══ Extracted material ══

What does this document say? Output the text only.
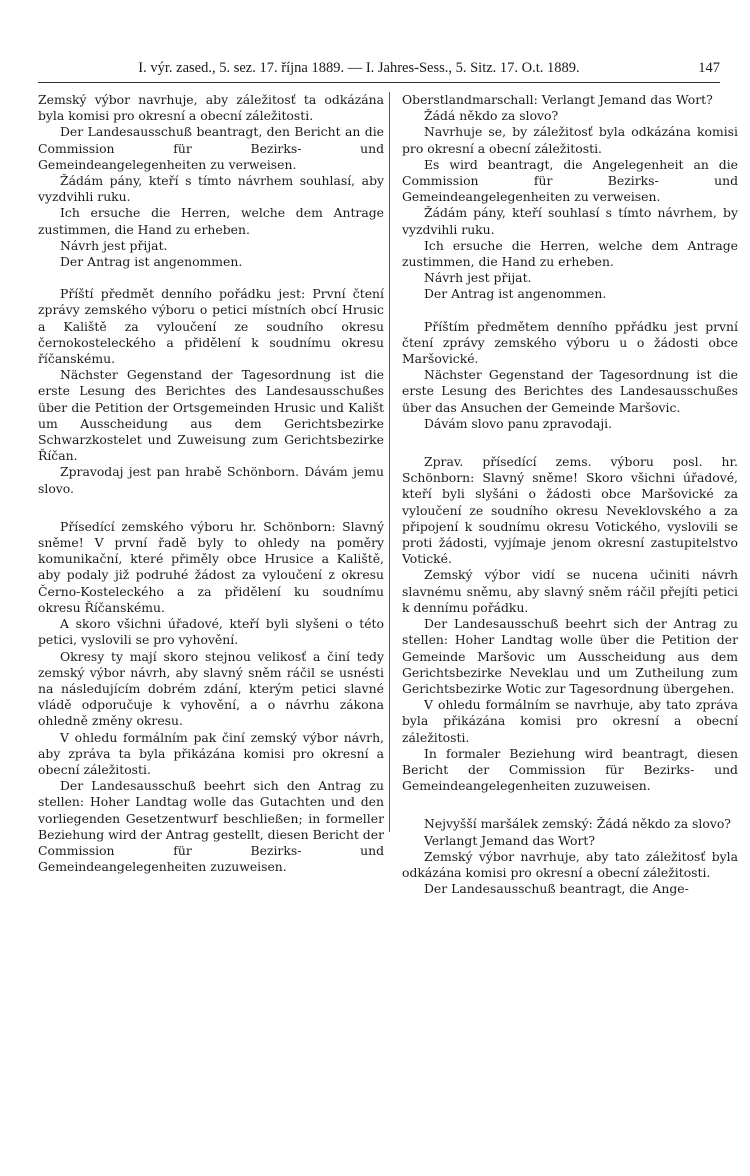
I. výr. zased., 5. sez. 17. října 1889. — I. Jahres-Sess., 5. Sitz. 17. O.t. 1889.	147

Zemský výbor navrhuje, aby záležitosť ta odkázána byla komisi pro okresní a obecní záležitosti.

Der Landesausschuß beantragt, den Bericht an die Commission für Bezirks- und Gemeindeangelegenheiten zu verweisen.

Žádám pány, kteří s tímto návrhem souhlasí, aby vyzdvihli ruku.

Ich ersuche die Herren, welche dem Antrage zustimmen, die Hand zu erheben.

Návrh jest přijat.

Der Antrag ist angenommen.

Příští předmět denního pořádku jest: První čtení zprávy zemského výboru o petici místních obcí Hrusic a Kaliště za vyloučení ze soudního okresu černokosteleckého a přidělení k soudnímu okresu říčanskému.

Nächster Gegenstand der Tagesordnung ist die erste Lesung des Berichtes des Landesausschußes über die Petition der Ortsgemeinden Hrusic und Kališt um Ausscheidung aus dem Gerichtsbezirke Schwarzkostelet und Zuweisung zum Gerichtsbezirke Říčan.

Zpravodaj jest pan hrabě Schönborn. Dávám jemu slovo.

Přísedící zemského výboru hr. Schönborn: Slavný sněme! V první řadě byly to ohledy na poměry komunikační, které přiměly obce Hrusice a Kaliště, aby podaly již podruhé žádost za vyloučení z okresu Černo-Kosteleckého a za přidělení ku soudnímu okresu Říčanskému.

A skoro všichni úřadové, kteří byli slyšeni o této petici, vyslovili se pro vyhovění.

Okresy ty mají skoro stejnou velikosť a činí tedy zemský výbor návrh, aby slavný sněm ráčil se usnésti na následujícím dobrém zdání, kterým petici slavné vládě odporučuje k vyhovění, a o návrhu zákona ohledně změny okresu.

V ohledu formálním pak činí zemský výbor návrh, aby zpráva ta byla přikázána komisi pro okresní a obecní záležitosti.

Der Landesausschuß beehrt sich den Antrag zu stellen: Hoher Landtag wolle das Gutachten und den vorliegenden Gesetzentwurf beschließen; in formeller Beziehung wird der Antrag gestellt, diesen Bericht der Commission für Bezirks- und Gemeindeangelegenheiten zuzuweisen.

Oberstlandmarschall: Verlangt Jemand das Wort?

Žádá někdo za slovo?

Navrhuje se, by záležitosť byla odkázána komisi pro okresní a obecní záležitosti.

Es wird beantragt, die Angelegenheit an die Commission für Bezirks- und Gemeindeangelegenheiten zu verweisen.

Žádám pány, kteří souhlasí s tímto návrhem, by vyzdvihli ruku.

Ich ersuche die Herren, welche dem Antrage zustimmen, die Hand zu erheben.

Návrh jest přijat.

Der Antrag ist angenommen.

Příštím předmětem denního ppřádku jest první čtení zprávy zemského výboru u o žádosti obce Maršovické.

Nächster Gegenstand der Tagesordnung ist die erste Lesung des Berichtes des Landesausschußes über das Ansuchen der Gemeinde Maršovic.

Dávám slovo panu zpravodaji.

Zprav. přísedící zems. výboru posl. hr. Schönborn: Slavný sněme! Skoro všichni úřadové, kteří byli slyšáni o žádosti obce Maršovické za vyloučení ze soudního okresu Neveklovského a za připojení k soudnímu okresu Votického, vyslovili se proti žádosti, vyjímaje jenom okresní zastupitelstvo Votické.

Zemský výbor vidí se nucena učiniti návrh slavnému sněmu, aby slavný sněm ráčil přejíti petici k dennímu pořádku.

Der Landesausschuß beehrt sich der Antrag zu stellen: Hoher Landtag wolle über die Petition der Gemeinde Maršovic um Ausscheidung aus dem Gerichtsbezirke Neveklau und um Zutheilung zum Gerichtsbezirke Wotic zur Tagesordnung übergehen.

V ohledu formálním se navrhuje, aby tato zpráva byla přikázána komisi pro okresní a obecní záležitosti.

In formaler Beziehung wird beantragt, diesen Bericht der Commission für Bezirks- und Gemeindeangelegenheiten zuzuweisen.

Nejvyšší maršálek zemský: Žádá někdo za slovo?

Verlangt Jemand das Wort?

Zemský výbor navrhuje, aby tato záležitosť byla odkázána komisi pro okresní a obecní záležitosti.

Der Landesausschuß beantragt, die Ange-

═══
══ Extracted material ══

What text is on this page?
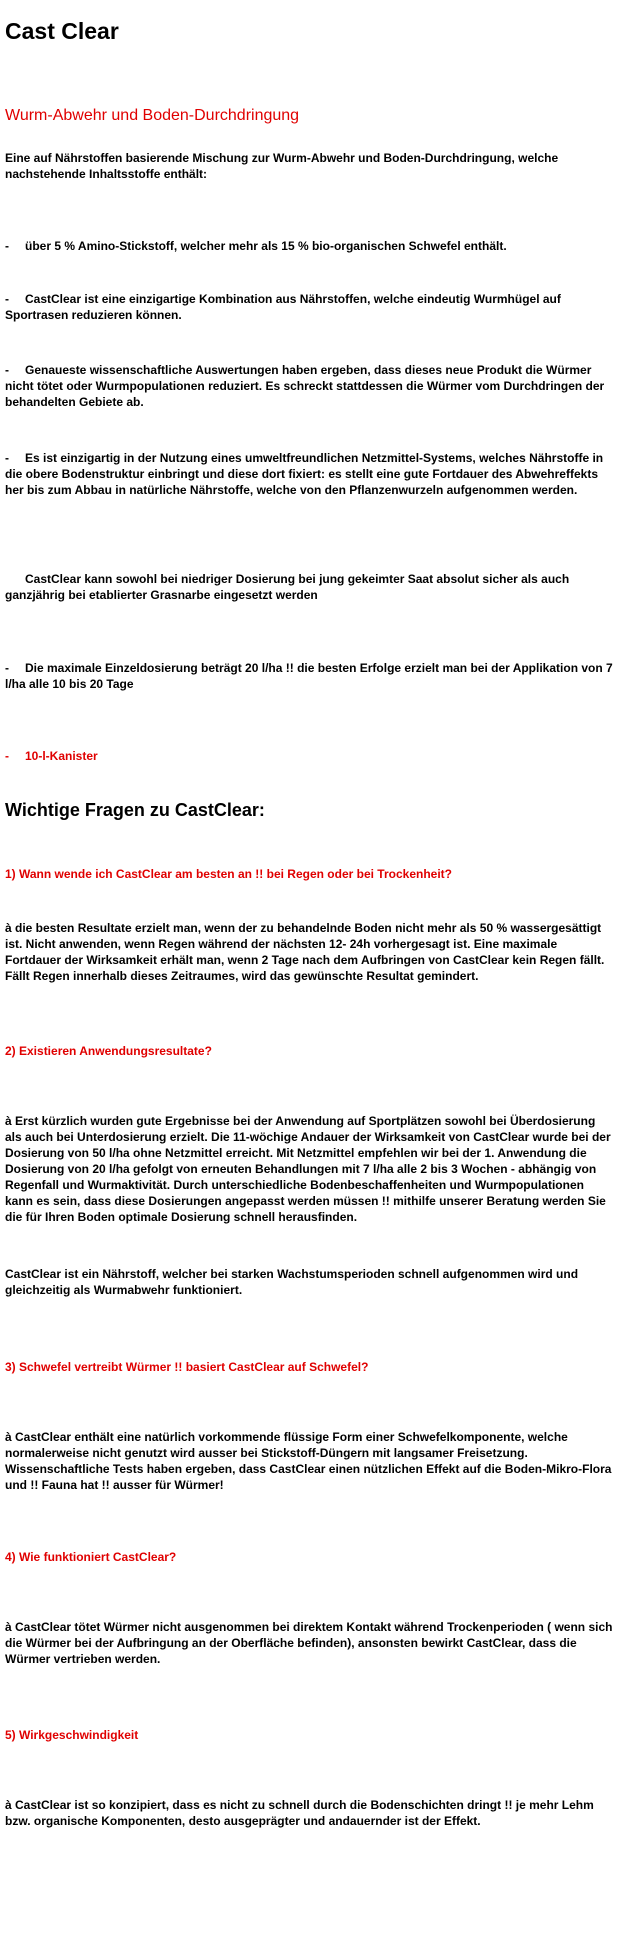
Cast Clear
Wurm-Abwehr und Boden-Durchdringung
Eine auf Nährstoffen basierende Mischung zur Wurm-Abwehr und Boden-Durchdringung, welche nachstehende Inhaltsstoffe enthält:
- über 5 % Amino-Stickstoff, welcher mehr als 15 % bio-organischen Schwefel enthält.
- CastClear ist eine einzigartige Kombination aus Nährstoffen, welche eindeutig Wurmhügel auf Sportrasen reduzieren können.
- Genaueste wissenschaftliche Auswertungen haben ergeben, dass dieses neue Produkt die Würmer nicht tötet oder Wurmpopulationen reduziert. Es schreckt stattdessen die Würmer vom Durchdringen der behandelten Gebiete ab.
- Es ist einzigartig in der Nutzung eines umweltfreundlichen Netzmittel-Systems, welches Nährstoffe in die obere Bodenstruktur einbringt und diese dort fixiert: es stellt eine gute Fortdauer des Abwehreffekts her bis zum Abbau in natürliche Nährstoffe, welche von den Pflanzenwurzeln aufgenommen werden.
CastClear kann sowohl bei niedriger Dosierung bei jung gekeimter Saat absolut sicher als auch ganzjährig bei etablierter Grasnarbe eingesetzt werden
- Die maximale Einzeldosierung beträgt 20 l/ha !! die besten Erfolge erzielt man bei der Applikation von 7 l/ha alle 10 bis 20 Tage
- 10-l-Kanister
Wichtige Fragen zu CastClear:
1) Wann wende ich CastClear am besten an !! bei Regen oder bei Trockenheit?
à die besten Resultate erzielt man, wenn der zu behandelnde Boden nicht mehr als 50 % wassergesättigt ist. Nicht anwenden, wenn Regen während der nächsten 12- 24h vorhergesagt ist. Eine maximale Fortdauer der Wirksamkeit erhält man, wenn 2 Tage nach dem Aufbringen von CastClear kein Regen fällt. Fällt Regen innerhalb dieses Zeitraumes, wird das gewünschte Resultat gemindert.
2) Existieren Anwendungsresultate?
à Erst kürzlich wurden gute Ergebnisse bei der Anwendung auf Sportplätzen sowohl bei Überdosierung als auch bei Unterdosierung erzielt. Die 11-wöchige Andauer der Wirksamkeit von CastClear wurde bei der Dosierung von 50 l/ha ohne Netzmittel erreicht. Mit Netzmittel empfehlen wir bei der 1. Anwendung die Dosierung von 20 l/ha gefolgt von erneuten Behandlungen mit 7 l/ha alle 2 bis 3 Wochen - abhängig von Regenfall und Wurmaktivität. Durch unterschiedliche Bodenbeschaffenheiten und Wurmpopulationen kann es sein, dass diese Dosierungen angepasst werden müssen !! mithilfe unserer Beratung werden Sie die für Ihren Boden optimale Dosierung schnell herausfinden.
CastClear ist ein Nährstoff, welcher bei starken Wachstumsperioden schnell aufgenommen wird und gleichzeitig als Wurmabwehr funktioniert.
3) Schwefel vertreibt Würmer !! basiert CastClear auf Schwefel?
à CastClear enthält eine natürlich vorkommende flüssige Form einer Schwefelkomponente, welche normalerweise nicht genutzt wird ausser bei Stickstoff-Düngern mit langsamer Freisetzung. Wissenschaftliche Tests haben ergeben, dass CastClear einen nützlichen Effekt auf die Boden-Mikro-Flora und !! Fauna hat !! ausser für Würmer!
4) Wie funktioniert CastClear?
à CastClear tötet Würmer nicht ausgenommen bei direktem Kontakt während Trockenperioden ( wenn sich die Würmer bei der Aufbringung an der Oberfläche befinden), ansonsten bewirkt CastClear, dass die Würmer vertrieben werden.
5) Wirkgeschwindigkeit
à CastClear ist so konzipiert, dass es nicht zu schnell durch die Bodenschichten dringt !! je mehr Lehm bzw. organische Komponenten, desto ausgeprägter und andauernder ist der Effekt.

═══

_Work item_: Extract each line holding the word "byla" from the records.

_Answer to this problem_:
Zemský výbor navrhuje, aby záležitosť ta odkázána byla komisi pro okresní a obecní záležitosti.
V ohledu formálním pak činí zemský výbor návrh, aby zpráva ta byla přikázána komisi pro okresní a obecní záležitosti.
Navrhuje se, by záležitosť byla odkázána komisi pro okresní a obecní záležitosti.
V ohledu formálním se navrhuje, aby tato zpráva byla přikázána komisi pro okresní a obecní záležitosti.
Zemský výbor navrhuje, aby tato záležitosť byla odkázána komisi pro okresní a obecní záležitosti.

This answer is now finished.